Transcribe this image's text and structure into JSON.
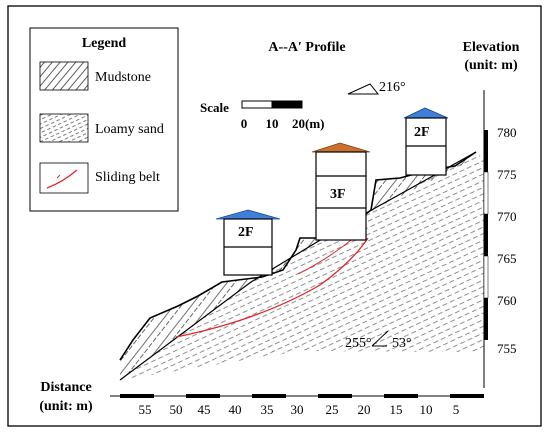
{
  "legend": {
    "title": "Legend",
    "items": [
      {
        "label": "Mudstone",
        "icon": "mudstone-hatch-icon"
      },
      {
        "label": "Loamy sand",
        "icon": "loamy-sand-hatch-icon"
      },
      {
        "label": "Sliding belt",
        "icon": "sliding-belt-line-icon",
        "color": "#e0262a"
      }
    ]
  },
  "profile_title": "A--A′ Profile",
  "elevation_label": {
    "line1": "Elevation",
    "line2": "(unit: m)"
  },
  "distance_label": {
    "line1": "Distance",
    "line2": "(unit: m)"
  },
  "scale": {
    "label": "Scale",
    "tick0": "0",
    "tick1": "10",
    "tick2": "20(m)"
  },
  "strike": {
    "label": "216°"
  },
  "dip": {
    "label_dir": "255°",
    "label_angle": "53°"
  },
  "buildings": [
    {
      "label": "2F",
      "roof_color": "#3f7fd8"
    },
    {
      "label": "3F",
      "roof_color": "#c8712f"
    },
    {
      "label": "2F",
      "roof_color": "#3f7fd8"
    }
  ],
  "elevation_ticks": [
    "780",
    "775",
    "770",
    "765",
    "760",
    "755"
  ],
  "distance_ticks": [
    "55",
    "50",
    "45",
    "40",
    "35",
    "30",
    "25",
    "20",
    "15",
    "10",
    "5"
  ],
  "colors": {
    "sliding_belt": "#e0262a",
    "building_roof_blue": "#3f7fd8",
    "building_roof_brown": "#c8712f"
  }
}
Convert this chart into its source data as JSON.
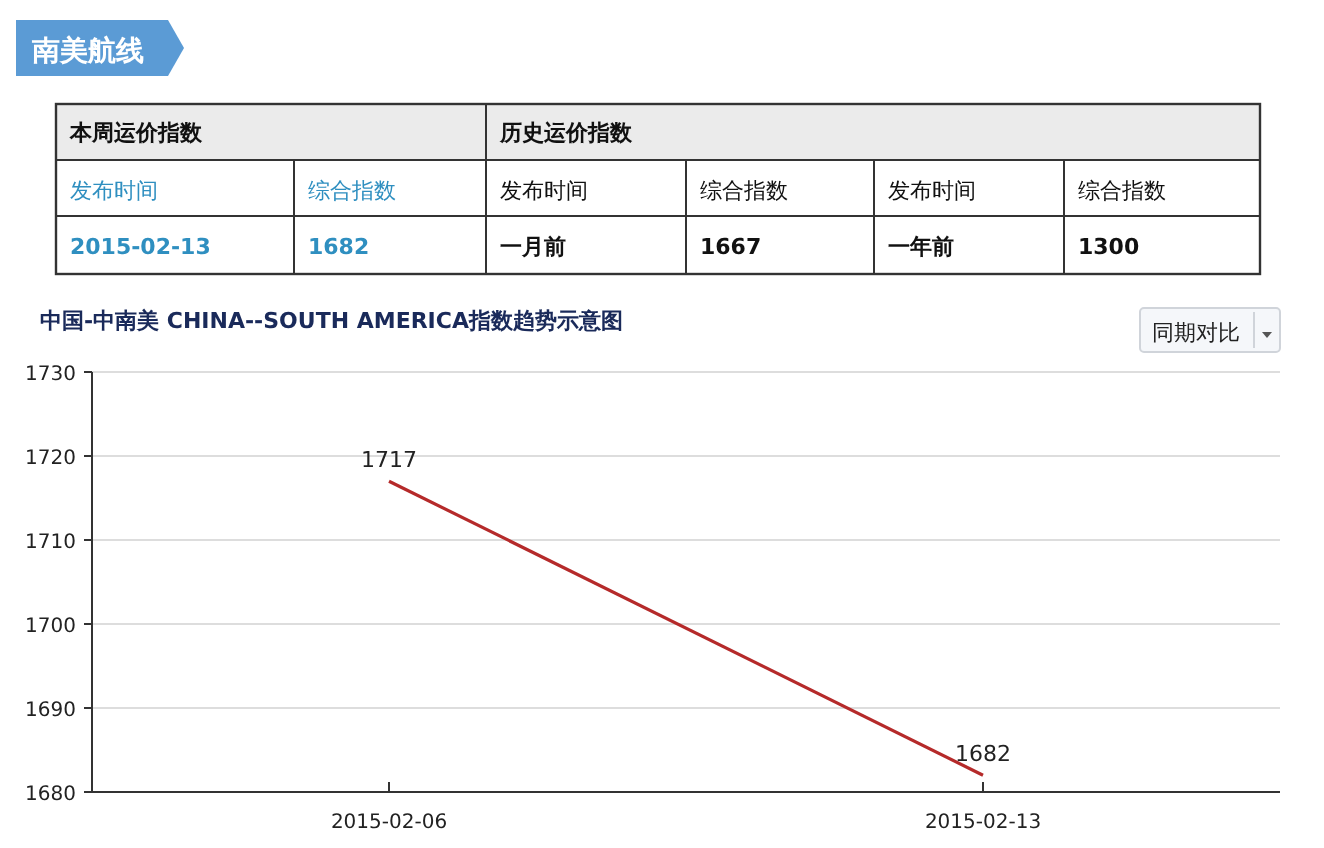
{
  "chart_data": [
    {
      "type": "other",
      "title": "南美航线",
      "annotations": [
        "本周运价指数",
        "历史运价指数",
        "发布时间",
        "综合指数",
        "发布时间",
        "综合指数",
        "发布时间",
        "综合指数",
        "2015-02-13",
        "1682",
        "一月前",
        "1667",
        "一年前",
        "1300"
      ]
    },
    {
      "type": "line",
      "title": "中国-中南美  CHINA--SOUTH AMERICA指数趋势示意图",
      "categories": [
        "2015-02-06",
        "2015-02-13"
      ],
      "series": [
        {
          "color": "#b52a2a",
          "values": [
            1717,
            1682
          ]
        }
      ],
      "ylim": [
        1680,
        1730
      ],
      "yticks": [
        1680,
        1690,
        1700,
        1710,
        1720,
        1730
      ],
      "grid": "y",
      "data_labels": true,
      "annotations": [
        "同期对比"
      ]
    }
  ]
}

──────

Copy the listing in full and without alteration, omitting every picture.

» Task result:
Transcribe this image's text and structure into JSON.
{
  "legend": {
    "title": "Legend",
    "items": [
      {
        "label": "Mudstone",
        "icon": "mudstone-hatch-icon"
      },
      {
        "label": "Loamy sand",
        "icon": "loamy-sand-hatch-icon"
      },
      {
        "label": "Sliding belt",
        "icon": "sliding-belt-line-icon",
        "color": "#e0262a"
      }
    ]
  },
  "profile_title": "A--A′ Profile",
  "elevation_label": {
    "line1": "Elevation",
    "line2": "(unit: m)"
  },
  "distance_label": {
    "line1": "Distance",
    "line2": "(unit: m)"
  },
  "scale": {
    "label": "Scale",
    "tick0": "0",
    "tick1": "10",
    "tick2": "20(m)"
  },
  "strike": {
    "label": "216°"
  },
  "dip": {
    "label_dir": "255°",
    "label_angle": "53°"
  },
  "buildings": [
    {
      "label": "2F",
      "roof_color": "#3f7fd8"
    },
    {
      "label": "3F",
      "roof_color": "#c8712f"
    },
    {
      "label": "2F",
      "roof_color": "#3f7fd8"
    }
  ],
  "elevation_ticks": [
    "780",
    "775",
    "770",
    "765",
    "760",
    "755"
  ],
  "distance_ticks": [
    "55",
    "50",
    "45",
    "40",
    "35",
    "30",
    "25",
    "20",
    "15",
    "10",
    "5"
  ],
  "colors": {
    "sliding_belt": "#e0262a",
    "building_roof_blue": "#3f7fd8",
    "building_roof_brown": "#c8712f"
  }
}
Convert this chart into its source data as JSON.
{
  "chart_data": [
    {
      "type": "other",
      "title": "南美航线",
      "annotations": [
        "本周运价指数",
        "历史运价指数",
        "发布时间",
        "综合指数",
        "发布时间",
        "综合指数",
        "发布时间",
        "综合指数",
        "2015-02-13",
        "1682",
        "一月前",
        "1667",
        "一年前",
        "1300"
      ]
    },
    {
      "type": "line",
      "title": "中国-中南美  CHINA--SOUTH AMERICA指数趋势示意图",
      "categories": [
        "2015-02-06",
        "2015-02-13"
      ],
      "series": [
        {
          "color": "#b52a2a",
          "values": [
            1717,
            1682
          ]
        }
      ],
      "ylim": [
        1680,
        1730
      ],
      "yticks": [
        1680,
        1690,
        1700,
        1710,
        1720,
        1730
      ],
      "grid": "y",
      "data_labels": true,
      "annotations": [
        "同期对比"
      ]
    }
  ]
}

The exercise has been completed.